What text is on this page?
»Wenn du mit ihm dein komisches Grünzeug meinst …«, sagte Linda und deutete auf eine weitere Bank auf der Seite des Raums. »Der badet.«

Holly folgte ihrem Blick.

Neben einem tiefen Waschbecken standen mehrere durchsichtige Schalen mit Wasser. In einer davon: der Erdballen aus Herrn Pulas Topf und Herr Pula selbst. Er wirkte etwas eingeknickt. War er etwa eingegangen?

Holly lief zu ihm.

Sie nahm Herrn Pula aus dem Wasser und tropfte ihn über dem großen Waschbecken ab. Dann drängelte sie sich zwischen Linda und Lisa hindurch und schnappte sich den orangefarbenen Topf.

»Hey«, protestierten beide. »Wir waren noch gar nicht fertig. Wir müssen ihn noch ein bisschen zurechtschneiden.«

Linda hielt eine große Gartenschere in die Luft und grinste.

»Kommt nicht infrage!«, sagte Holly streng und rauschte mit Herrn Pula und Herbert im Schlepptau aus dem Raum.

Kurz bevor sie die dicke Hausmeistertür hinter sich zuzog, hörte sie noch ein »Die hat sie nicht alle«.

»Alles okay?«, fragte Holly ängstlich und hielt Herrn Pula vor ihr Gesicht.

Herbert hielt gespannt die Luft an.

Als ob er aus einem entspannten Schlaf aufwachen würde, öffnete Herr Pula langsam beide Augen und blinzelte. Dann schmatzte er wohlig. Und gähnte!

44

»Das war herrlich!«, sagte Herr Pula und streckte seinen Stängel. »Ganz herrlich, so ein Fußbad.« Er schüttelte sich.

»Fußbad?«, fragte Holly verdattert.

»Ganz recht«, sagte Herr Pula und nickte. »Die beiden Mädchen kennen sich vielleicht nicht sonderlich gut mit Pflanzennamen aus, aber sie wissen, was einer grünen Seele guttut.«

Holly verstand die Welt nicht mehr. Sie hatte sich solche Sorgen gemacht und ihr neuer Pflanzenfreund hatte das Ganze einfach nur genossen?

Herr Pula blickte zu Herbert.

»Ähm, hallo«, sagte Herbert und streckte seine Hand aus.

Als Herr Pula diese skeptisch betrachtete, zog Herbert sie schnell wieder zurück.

Your task.
Output every record above exactly as it appears.

The result.
What text is on this page?
»Wenn du mit ihm dein komisches Grünzeug meinst …«, sagte Linda und deutete auf eine weitere Bank auf der Seite des Raums. »Der badet.«

Holly folgte ihrem Blick.

Neben einem tiefen Waschbecken standen mehrere durchsichtige Schalen mit Wasser. In einer davon: der Erdballen aus Herrn Pulas Topf und Herr Pula selbst. Er wirkte etwas eingeknickt. War er etwa eingegangen?

Holly lief zu ihm.

Sie nahm Herrn Pula aus dem Wasser und tropfte ihn über dem großen Waschbecken ab. Dann drängelte sie sich zwischen Linda und Lisa hindurch und schnappte sich den orangefarbenen Topf.

»Hey«, protestierten beide. »Wir waren noch gar nicht fertig. Wir müssen ihn noch ein bisschen zurechtschneiden.«

Linda hielt eine große Gartenschere in die Luft und grinste.

»Kommt nicht infrage!«, sagte Holly streng und rauschte mit Herrn Pula und Herbert im Schlepptau aus dem Raum.

Kurz bevor sie die dicke Hausmeistertür hinter sich zuzog, hörte sie noch ein »Die hat sie nicht alle«.

»Alles okay?«, fragte Holly ängstlich und hielt Herrn Pula vor ihr Gesicht.

Herbert hielt gespannt die Luft an.

Als ob er aus einem entspannten Schlaf aufwachen würde, öffnete Herr Pula langsam beide Augen und blinzelte. Dann schmatzte er wohlig. Und gähnte!

44

»Das war herrlich!«, sagte Herr Pula und streckte seinen Stängel. »Ganz herrlich, so ein Fußbad.« Er schüttelte sich.

»Fußbad?«, fragte Holly verdattert.

»Ganz recht«, sagte Herr Pula und nickte. »Die beiden Mädchen kennen sich vielleicht nicht sonderlich gut mit Pflanzennamen aus, aber sie wissen, was einer grünen Seele guttut.«

Holly verstand die Welt nicht mehr. Sie hatte sich solche Sorgen gemacht und ihr neuer Pflanzenfreund hatte das Ganze einfach nur genossen?

Herr Pula blickte zu Herbert.

»Ähm, hallo«, sagte Herbert und streckte seine Hand aus.

Als Herr Pula diese skeptisch betrachtete, zog Herbert sie schnell wieder zurück.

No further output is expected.